Dataset entries on figures:

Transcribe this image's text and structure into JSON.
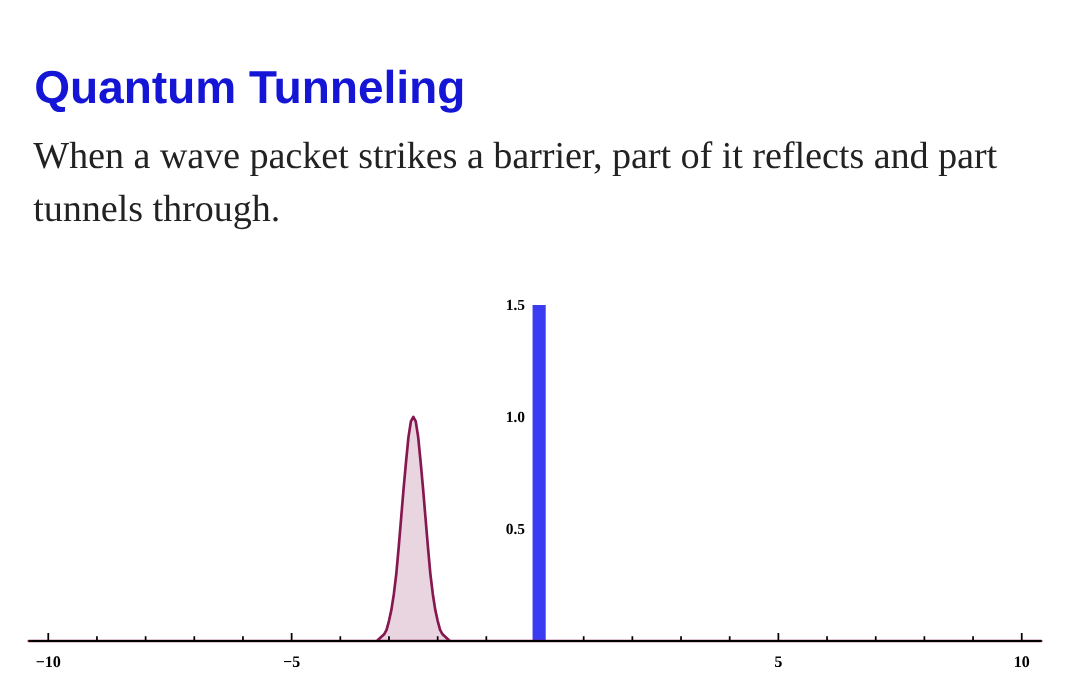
{
  "chart_data": {
    "type": "area",
    "title": "Quantum Tunneling",
    "subtitle": "When a wave packet strikes a barrier, part of it reflects and part tunnels through.",
    "xlim": [
      -10.4,
      10.4
    ],
    "ylim": [
      0,
      1.5
    ],
    "xticks": [
      {
        "value": -10,
        "label": "−10"
      },
      {
        "value": -9,
        "label": null
      },
      {
        "value": -8,
        "label": null
      },
      {
        "value": -7,
        "label": null
      },
      {
        "value": -6,
        "label": null
      },
      {
        "value": -5,
        "label": "−5"
      },
      {
        "value": -4,
        "label": null
      },
      {
        "value": -3,
        "label": null
      },
      {
        "value": -2,
        "label": null
      },
      {
        "value": -1,
        "label": null
      },
      {
        "value": 1,
        "label": null
      },
      {
        "value": 2,
        "label": null
      },
      {
        "value": 3,
        "label": null
      },
      {
        "value": 4,
        "label": null
      },
      5,
      {
        "value": 6,
        "label": null
      },
      {
        "value": 7,
        "label": null
      },
      {
        "value": 8,
        "label": null
      },
      {
        "value": 9,
        "label": null
      },
      10
    ],
    "yticks": [
      0.5,
      {
        "value": 1,
        "label": "1.0"
      },
      1.5
    ],
    "series": [
      {
        "color": "#86174f",
        "x": [
          -10.4,
          -3.4,
          -3.3,
          -3.25,
          -3.2,
          -3.15,
          -3.1,
          -3.05,
          -3.0,
          -2.95,
          -2.9,
          -2.85,
          -2.8,
          -2.75,
          -2.7,
          -2.65,
          -2.6,
          -2.55,
          -2.5,
          -2.45,
          -2.4,
          -2.35,
          -2.3,
          -2.25,
          -2.2,
          -2.15,
          -2.1,
          -2.05,
          -2.0,
          -1.95,
          -1.9,
          -1.85,
          -1.8,
          -1.75,
          -1.7,
          -1.6,
          10.4
        ],
        "values": [
          0,
          0,
          0,
          0,
          0.01,
          0.02,
          0.03,
          0.05,
          0.09,
          0.14,
          0.21,
          0.3,
          0.42,
          0.55,
          0.68,
          0.8,
          0.91,
          0.98,
          1.0,
          0.98,
          0.91,
          0.8,
          0.68,
          0.55,
          0.42,
          0.3,
          0.21,
          0.14,
          0.09,
          0.05,
          0.03,
          0.02,
          0.01,
          0,
          0,
          0,
          0
        ]
      }
    ],
    "bands": [
      {
        "axis": "x",
        "from": -0.05,
        "to": 0.22,
        "color": "#3b3bf2"
      }
    ]
  }
}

Written request:
Make an exact copy of all the material, but keep the pictures out of it.

Full response:
Transcribe this image's text and structure into JSON.
{
  "chart_data": {
    "type": "area",
    "title": "Quantum Tunneling",
    "subtitle": "When a wave packet strikes a barrier, part of it reflects and part tunnels through.",
    "xlim": [
      -10.4,
      10.4
    ],
    "ylim": [
      0,
      1.5
    ],
    "xticks": [
      {
        "value": -10,
        "label": "−10"
      },
      {
        "value": -9,
        "label": null
      },
      {
        "value": -8,
        "label": null
      },
      {
        "value": -7,
        "label": null
      },
      {
        "value": -6,
        "label": null
      },
      {
        "value": -5,
        "label": "−5"
      },
      {
        "value": -4,
        "label": null
      },
      {
        "value": -3,
        "label": null
      },
      {
        "value": -2,
        "label": null
      },
      {
        "value": -1,
        "label": null
      },
      {
        "value": 1,
        "label": null
      },
      {
        "value": 2,
        "label": null
      },
      {
        "value": 3,
        "label": null
      },
      {
        "value": 4,
        "label": null
      },
      5,
      {
        "value": 6,
        "label": null
      },
      {
        "value": 7,
        "label": null
      },
      {
        "value": 8,
        "label": null
      },
      {
        "value": 9,
        "label": null
      },
      10
    ],
    "yticks": [
      0.5,
      {
        "value": 1,
        "label": "1.0"
      },
      1.5
    ],
    "series": [
      {
        "color": "#86174f",
        "x": [
          -10.4,
          -3.4,
          -3.3,
          -3.25,
          -3.2,
          -3.15,
          -3.1,
          -3.05,
          -3.0,
          -2.95,
          -2.9,
          -2.85,
          -2.8,
          -2.75,
          -2.7,
          -2.65,
          -2.6,
          -2.55,
          -2.5,
          -2.45,
          -2.4,
          -2.35,
          -2.3,
          -2.25,
          -2.2,
          -2.15,
          -2.1,
          -2.05,
          -2.0,
          -1.95,
          -1.9,
          -1.85,
          -1.8,
          -1.75,
          -1.7,
          -1.6,
          10.4
        ],
        "values": [
          0,
          0,
          0,
          0,
          0.01,
          0.02,
          0.03,
          0.05,
          0.09,
          0.14,
          0.21,
          0.3,
          0.42,
          0.55,
          0.68,
          0.8,
          0.91,
          0.98,
          1.0,
          0.98,
          0.91,
          0.8,
          0.68,
          0.55,
          0.42,
          0.3,
          0.21,
          0.14,
          0.09,
          0.05,
          0.03,
          0.02,
          0.01,
          0,
          0,
          0,
          0
        ]
      }
    ],
    "bands": [
      {
        "axis": "x",
        "from": -0.05,
        "to": 0.22,
        "color": "#3b3bf2"
      }
    ]
  }
}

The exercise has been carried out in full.